• _PROBLEM REQUIREMENTS_:
Type out the complete listing below word for word, without its pictures.

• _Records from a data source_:
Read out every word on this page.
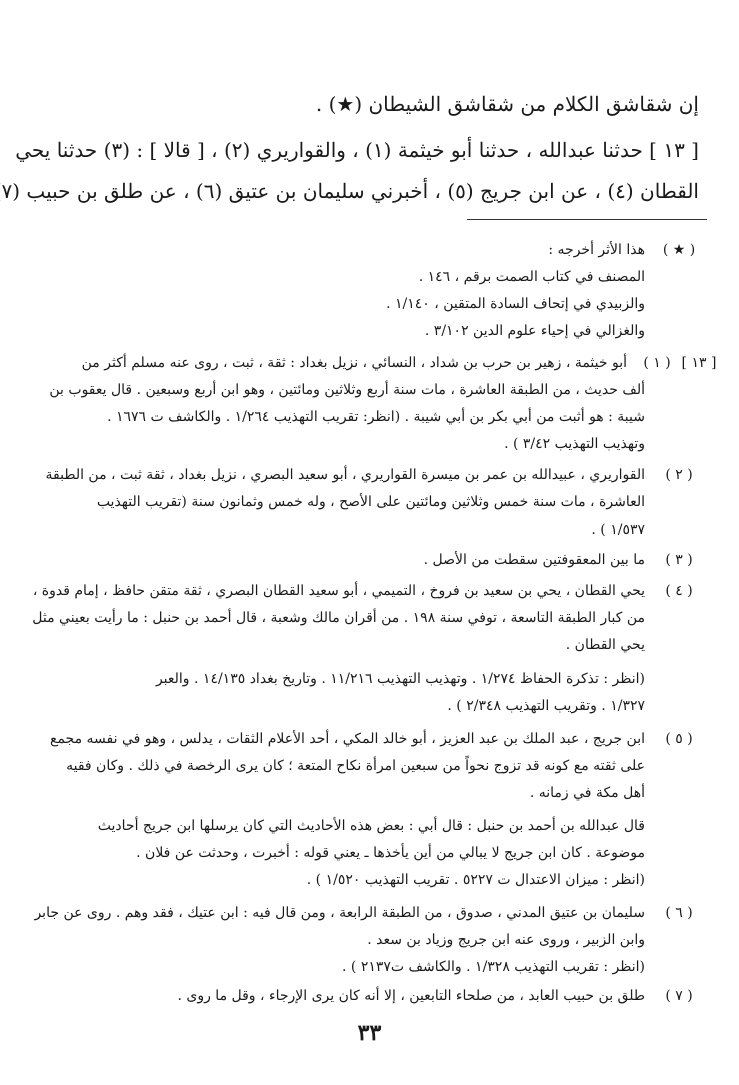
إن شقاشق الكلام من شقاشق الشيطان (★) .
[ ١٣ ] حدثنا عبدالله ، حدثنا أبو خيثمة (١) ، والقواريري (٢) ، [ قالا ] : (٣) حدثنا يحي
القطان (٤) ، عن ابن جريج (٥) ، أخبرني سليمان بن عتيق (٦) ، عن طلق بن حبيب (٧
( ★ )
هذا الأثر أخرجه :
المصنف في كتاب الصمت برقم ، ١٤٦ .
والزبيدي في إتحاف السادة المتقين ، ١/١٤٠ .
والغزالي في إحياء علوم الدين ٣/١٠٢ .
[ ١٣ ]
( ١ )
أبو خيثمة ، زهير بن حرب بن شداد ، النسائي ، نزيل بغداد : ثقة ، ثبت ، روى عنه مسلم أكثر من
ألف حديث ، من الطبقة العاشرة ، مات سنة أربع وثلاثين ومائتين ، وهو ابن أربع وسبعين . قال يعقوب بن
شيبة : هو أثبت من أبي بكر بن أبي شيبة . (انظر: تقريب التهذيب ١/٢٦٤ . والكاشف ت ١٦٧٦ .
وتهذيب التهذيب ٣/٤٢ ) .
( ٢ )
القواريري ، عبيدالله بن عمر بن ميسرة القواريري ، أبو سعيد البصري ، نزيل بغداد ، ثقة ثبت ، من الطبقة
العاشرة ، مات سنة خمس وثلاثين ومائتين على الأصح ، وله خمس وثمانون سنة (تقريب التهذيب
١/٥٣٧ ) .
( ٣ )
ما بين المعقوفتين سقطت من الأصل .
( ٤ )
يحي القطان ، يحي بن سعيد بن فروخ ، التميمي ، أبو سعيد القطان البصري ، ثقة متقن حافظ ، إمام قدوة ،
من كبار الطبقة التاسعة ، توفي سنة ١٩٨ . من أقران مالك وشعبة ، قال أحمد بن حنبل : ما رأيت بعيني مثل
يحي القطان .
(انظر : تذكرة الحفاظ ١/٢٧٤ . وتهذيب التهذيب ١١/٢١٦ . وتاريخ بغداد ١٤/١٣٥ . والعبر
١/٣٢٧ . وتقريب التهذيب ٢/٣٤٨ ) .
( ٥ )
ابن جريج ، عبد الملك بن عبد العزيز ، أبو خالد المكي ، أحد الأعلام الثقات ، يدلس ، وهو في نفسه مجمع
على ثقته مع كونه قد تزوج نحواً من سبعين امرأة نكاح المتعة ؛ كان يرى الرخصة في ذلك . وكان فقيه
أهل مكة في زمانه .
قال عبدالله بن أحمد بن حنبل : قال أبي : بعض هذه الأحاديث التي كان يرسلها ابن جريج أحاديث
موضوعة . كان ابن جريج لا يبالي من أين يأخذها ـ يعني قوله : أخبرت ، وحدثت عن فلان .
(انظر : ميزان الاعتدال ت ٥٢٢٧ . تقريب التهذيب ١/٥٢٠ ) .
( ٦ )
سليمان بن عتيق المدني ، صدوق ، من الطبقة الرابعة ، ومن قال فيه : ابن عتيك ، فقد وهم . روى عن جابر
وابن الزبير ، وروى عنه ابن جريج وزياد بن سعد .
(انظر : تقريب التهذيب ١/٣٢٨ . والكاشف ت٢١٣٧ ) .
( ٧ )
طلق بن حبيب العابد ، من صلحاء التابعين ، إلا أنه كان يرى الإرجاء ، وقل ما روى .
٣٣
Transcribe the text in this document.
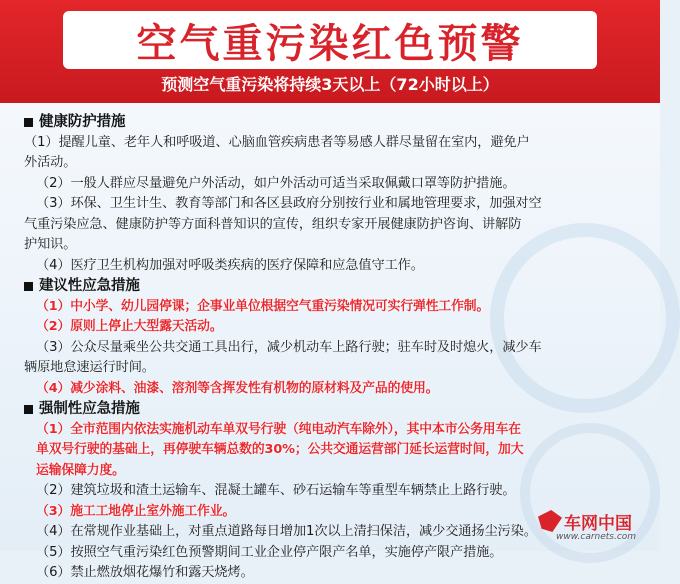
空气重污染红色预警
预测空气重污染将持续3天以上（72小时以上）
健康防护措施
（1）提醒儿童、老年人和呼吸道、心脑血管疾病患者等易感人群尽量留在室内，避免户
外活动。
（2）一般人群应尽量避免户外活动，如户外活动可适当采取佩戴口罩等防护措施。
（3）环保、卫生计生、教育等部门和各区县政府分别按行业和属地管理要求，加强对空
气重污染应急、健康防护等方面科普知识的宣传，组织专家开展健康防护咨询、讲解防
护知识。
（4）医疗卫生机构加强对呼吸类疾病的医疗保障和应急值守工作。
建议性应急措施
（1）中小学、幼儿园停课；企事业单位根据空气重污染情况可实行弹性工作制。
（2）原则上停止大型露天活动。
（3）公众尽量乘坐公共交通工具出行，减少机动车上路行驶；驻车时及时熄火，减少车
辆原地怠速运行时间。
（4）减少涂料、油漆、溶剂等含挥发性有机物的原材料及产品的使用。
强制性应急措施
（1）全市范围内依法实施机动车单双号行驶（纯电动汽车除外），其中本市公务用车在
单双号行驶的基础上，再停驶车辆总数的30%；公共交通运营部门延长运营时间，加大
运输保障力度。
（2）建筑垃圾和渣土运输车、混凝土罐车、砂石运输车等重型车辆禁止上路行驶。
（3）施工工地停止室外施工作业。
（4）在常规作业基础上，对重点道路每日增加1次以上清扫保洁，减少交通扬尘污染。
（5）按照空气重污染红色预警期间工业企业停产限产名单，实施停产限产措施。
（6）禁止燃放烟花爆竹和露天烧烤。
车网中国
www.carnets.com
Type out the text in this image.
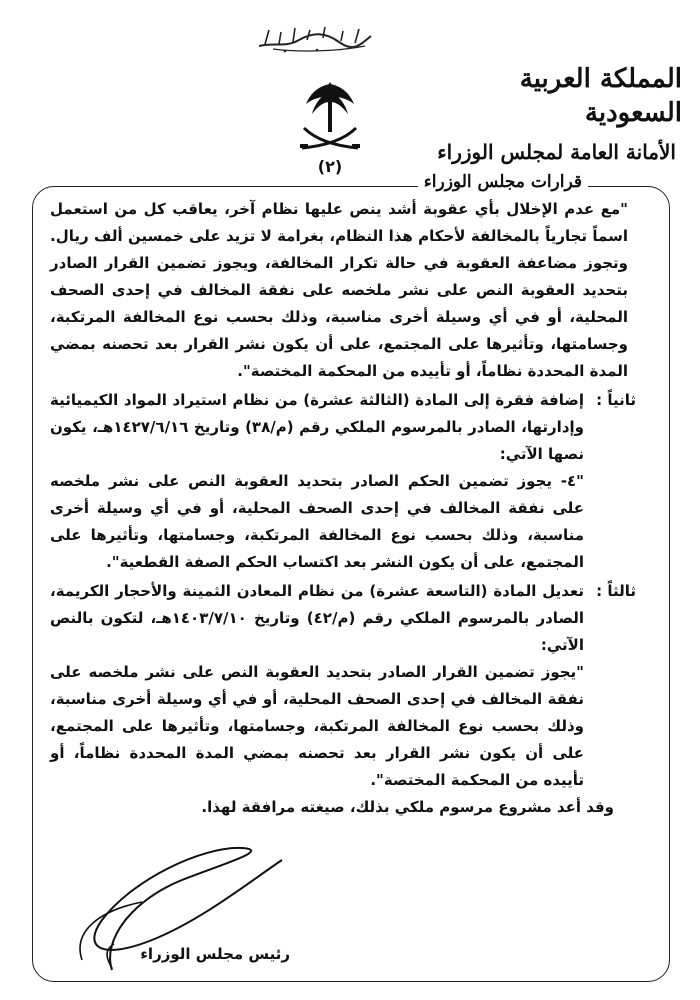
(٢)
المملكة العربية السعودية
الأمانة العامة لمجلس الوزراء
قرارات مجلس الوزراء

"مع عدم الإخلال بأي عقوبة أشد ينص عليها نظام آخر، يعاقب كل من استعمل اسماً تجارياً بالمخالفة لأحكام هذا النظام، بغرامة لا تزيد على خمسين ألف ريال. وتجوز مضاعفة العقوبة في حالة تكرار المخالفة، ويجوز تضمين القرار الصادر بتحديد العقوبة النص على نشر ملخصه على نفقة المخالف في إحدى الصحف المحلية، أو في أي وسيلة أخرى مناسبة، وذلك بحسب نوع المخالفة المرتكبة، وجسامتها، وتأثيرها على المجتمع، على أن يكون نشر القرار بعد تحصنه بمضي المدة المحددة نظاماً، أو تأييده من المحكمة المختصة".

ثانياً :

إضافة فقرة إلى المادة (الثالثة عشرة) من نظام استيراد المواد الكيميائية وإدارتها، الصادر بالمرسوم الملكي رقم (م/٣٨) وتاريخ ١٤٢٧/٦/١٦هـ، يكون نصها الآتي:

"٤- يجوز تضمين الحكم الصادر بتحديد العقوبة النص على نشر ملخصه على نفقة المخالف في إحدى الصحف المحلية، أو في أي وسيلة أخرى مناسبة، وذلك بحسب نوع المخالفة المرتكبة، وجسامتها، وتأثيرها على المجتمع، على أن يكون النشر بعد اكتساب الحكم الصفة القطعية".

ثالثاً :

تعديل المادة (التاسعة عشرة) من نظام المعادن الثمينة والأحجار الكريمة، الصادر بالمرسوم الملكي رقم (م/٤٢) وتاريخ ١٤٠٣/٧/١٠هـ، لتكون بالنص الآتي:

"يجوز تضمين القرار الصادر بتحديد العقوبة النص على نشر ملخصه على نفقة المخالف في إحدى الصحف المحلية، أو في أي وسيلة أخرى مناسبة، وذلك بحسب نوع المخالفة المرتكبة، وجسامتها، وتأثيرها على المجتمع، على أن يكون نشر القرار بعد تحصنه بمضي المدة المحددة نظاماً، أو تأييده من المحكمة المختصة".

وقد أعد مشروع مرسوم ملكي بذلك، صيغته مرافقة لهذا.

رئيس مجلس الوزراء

• _ANSWER_:
Read out every word on this page.
إن شقاشق الكلام من شقاشق الشيطان (★) .
[ ١٣ ] حدثنا عبدالله ، حدثنا أبو خيثمة (١) ، والقواريري (٢) ، [ قالا ] : (٣) حدثنا يحي
القطان (٤) ، عن ابن جريج (٥) ، أخبرني سليمان بن عتيق (٦) ، عن طلق بن حبيب (٧
( ★ )
هذا الأثر أخرجه :
المصنف في كتاب الصمت برقم ، ١٤٦ .
والزبيدي في إتحاف السادة المتقين ، ١/١٤٠ .
والغزالي في إحياء علوم الدين ٣/١٠٢ .
[ ١٣ ]
( ١ )
أبو خيثمة ، زهير بن حرب بن شداد ، النسائي ، نزيل بغداد : ثقة ، ثبت ، روى عنه مسلم أكثر من
ألف حديث ، من الطبقة العاشرة ، مات سنة أربع وثلاثين ومائتين ، وهو ابن أربع وسبعين . قال يعقوب بن
شيبة : هو أثبت من أبي بكر بن أبي شيبة . (انظر: تقريب التهذيب ١/٢٦٤ . والكاشف ت ١٦٧٦ .
وتهذيب التهذيب ٣/٤٢ ) .
( ٢ )
القواريري ، عبيدالله بن عمر بن ميسرة القواريري ، أبو سعيد البصري ، نزيل بغداد ، ثقة ثبت ، من الطبقة
العاشرة ، مات سنة خمس وثلاثين ومائتين على الأصح ، وله خمس وثمانون سنة (تقريب التهذيب
١/٥٣٧ ) .
( ٣ )
ما بين المعقوفتين سقطت من الأصل .
( ٤ )
يحي القطان ، يحي بن سعيد بن فروخ ، التميمي ، أبو سعيد القطان البصري ، ثقة متقن حافظ ، إمام قدوة ،
من كبار الطبقة التاسعة ، توفي سنة ١٩٨ . من أقران مالك وشعبة ، قال أحمد بن حنبل : ما رأيت بعيني مثل
يحي القطان .
(انظر : تذكرة الحفاظ ١/٢٧٤ . وتهذيب التهذيب ١١/٢١٦ . وتاريخ بغداد ١٤/١٣٥ . والعبر
١/٣٢٧ . وتقريب التهذيب ٢/٣٤٨ ) .
( ٥ )
ابن جريج ، عبد الملك بن عبد العزيز ، أبو خالد المكي ، أحد الأعلام الثقات ، يدلس ، وهو في نفسه مجمع
على ثقته مع كونه قد تزوج نحواً من سبعين امرأة نكاح المتعة ؛ كان يرى الرخصة في ذلك . وكان فقيه
أهل مكة في زمانه .
قال عبدالله بن أحمد بن حنبل : قال أبي : بعض هذه الأحاديث التي كان يرسلها ابن جريج أحاديث
موضوعة . كان ابن جريج لا يبالي من أين يأخذها ـ يعني قوله : أخبرت ، وحدثت عن فلان .
(انظر : ميزان الاعتدال ت ٥٢٢٧ . تقريب التهذيب ١/٥٢٠ ) .
( ٦ )
سليمان بن عتيق المدني ، صدوق ، من الطبقة الرابعة ، ومن قال فيه : ابن عتيك ، فقد وهم . روى عن جابر
وابن الزبير ، وروى عنه ابن جريج وزياد بن سعد .
(انظر : تقريب التهذيب ١/٣٢٨ . والكاشف ت٢١٣٧ ) .
( ٧ )
طلق بن حبيب العابد ، من صلحاء التابعين ، إلا أنه كان يرى الإرجاء ، وقل ما روى .
٣٣
Transcribe the text in this document.
空气重污染红色预警
预测空气重污染将持续3天以上（72小时以上）
健康防护措施
（1）提醒儿童、老年人和呼吸道、心脑血管疾病患者等易感人群尽量留在室内，避免户
外活动。
（2）一般人群应尽量避免户外活动，如户外活动可适当采取佩戴口罩等防护措施。
（3）环保、卫生计生、教育等部门和各区县政府分别按行业和属地管理要求，加强对空
气重污染应急、健康防护等方面科普知识的宣传，组织专家开展健康防护咨询、讲解防
护知识。
（4）医疗卫生机构加强对呼吸类疾病的医疗保障和应急值守工作。
建议性应急措施
（1）中小学、幼儿园停课；企事业单位根据空气重污染情况可实行弹性工作制。
（2）原则上停止大型露天活动。
（3）公众尽量乘坐公共交通工具出行，减少机动车上路行驶；驻车时及时熄火，减少车
辆原地怠速运行时间。
（4）减少涂料、油漆、溶剂等含挥发性有机物的原材料及产品的使用。
强制性应急措施
（1）全市范围内依法实施机动车单双号行驶（纯电动汽车除外），其中本市公务用车在
单双号行驶的基础上，再停驶车辆总数的30%；公共交通运营部门延长运营时间，加大
运输保障力度。
（2）建筑垃圾和渣土运输车、混凝土罐车、砂石运输车等重型车辆禁止上路行驶。
（3）施工工地停止室外施工作业。
（4）在常规作业基础上，对重点道路每日增加1次以上清扫保洁，减少交通扬尘污染。
（5）按照空气重污染红色预警期间工业企业停产限产名单，实施停产限产措施。
（6）禁止燃放烟花爆竹和露天烧烤。
车网中国
www.carnets.com
Type out the text in this image.
(٢)
المملكة العربية السعودية
الأمانة العامة لمجلس الوزراء
قرارات مجلس الوزراء

"مع عدم الإخلال بأي عقوبة أشد ينص عليها نظام آخر، يعاقب كل من استعمل اسماً تجارياً بالمخالفة لأحكام هذا النظام، بغرامة لا تزيد على خمسين ألف ريال. وتجوز مضاعفة العقوبة في حالة تكرار المخالفة، ويجوز تضمين القرار الصادر بتحديد العقوبة النص على نشر ملخصه على نفقة المخالف في إحدى الصحف المحلية، أو في أي وسيلة أخرى مناسبة، وذلك بحسب نوع المخالفة المرتكبة، وجسامتها، وتأثيرها على المجتمع، على أن يكون نشر القرار بعد تحصنه بمضي المدة المحددة نظاماً، أو تأييده من المحكمة المختصة".

ثانياً :

إضافة فقرة إلى المادة (الثالثة عشرة) من نظام استيراد المواد الكيميائية وإدارتها، الصادر بالمرسوم الملكي رقم (م/٣٨) وتاريخ ١٤٢٧/٦/١٦هـ، يكون نصها الآتي:

"٤- يجوز تضمين الحكم الصادر بتحديد العقوبة النص على نشر ملخصه على نفقة المخالف في إحدى الصحف المحلية، أو في أي وسيلة أخرى مناسبة، وذلك بحسب نوع المخالفة المرتكبة، وجسامتها، وتأثيرها على المجتمع، على أن يكون النشر بعد اكتساب الحكم الصفة القطعية".

ثالثاً :

تعديل المادة (التاسعة عشرة) من نظام المعادن الثمينة والأحجار الكريمة، الصادر بالمرسوم الملكي رقم (م/٤٢) وتاريخ ١٤٠٣/٧/١٠هـ، لتكون بالنص الآتي:

"يجوز تضمين القرار الصادر بتحديد العقوبة النص على نشر ملخصه على نفقة المخالف في إحدى الصحف المحلية، أو في أي وسيلة أخرى مناسبة، وذلك بحسب نوع المخالفة المرتكبة، وجسامتها، وتأثيرها على المجتمع، على أن يكون نشر القرار بعد تحصنه بمضي المدة المحددة نظاماً، أو تأييده من المحكمة المختصة".

وقد أعد مشروع مرسوم ملكي بذلك، صيغته مرافقة لهذا.

رئيس مجلس الوزراء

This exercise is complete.